Stated task: What follows is a block of records; reproduce all of it verbatim.

==============================

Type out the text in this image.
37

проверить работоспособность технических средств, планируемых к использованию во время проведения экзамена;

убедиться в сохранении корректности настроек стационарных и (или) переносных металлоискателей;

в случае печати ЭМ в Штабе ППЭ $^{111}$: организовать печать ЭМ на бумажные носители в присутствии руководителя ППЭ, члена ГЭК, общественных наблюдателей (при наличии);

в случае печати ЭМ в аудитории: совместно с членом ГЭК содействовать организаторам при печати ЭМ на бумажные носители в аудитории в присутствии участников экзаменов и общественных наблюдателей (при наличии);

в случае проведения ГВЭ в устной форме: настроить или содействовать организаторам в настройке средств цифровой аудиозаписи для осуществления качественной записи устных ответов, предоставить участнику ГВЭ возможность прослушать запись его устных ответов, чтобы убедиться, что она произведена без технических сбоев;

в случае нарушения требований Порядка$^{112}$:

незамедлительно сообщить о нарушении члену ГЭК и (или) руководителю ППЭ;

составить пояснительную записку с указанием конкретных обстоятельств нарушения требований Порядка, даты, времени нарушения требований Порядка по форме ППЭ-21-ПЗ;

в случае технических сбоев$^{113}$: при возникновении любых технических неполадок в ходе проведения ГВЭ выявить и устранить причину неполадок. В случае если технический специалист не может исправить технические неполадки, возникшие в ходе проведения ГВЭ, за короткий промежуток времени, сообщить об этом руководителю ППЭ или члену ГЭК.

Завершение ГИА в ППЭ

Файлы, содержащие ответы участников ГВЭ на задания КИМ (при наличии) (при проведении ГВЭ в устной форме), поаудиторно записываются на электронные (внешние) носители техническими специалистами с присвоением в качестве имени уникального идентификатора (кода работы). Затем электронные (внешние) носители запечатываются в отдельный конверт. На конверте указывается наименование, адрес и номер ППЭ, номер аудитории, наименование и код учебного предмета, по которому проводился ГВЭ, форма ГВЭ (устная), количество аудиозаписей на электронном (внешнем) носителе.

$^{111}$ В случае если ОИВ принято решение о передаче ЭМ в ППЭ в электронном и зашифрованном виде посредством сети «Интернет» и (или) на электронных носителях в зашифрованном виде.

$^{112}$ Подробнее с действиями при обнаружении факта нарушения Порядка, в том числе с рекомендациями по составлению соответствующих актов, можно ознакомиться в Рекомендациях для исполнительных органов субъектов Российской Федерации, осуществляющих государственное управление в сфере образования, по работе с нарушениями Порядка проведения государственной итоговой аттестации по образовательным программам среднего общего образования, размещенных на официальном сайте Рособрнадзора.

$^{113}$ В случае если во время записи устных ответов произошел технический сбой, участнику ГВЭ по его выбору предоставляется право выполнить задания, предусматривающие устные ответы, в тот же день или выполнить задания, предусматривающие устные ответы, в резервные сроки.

==============================

Written solution:
Type out the text in this image.
37

проверить работоспособность технических средств, планируемых к использованию во время проведения экзамена;

убедиться в сохранении корректности настроек стационарных и (или) переносных металлоискателей;

в случае печати ЭМ в Штабе ППЭ $^{111}$: организовать печать ЭМ на бумажные носители в присутствии руководителя ППЭ, члена ГЭК, общественных наблюдателей (при наличии);

в случае печати ЭМ в аудитории: совместно с членом ГЭК содействовать организаторам при печати ЭМ на бумажные носители в аудитории в присутствии участников экзаменов и общественных наблюдателей (при наличии);

в случае проведения ГВЭ в устной форме: настроить или содействовать организаторам в настройке средств цифровой аудиозаписи для осуществления качественной записи устных ответов, предоставить участнику ГВЭ возможность прослушать запись его устных ответов, чтобы убедиться, что она произведена без технических сбоев;

в случае нарушения требований Порядка$^{112}$:

незамедлительно сообщить о нарушении члену ГЭК и (или) руководителю ППЭ;

составить пояснительную записку с указанием конкретных обстоятельств нарушения требований Порядка, даты, времени нарушения требований Порядка по форме ППЭ-21-ПЗ;

в случае технических сбоев$^{113}$: при возникновении любых технических неполадок в ходе проведения ГВЭ выявить и устранить причину неполадок. В случае если технический специалист не может исправить технические неполадки, возникшие в ходе проведения ГВЭ, за короткий промежуток времени, сообщить об этом руководителю ППЭ или члену ГЭК.

Завершение ГИА в ППЭ

Файлы, содержащие ответы участников ГВЭ на задания КИМ (при наличии) (при проведении ГВЭ в устной форме), поаудиторно записываются на электронные (внешние) носители техническими специалистами с присвоением в качестве имени уникального идентификатора (кода работы). Затем электронные (внешние) носители запечатываются в отдельный конверт. На конверте указывается наименование, адрес и номер ППЭ, номер аудитории, наименование и код учебного предмета, по которому проводился ГВЭ, форма ГВЭ (устная), количество аудиозаписей на электронном (внешнем) носителе.

$^{111}$ В случае если ОИВ принято решение о передаче ЭМ в ППЭ в электронном и зашифрованном виде посредством сети «Интернет» и (или) на электронных носителях в зашифрованном виде.

$^{112}$ Подробнее с действиями при обнаружении факта нарушения Порядка, в том числе с рекомендациями по составлению соответствующих актов, можно ознакомиться в Рекомендациях для исполнительных органов субъектов Российской Федерации, осуществляющих государственное управление в сфере образования, по работе с нарушениями Порядка проведения государственной итоговой аттестации по образовательным программам среднего общего образования, размещенных на официальном сайте Рособрнадзора.

$^{113}$ В случае если во время записи устных ответов произошел технический сбой, участнику ГВЭ по его выбору предоставляется право выполнить задания, предусматривающие устные ответы, в тот же день или выполнить задания, предусматривающие устные ответы, в резервные сроки.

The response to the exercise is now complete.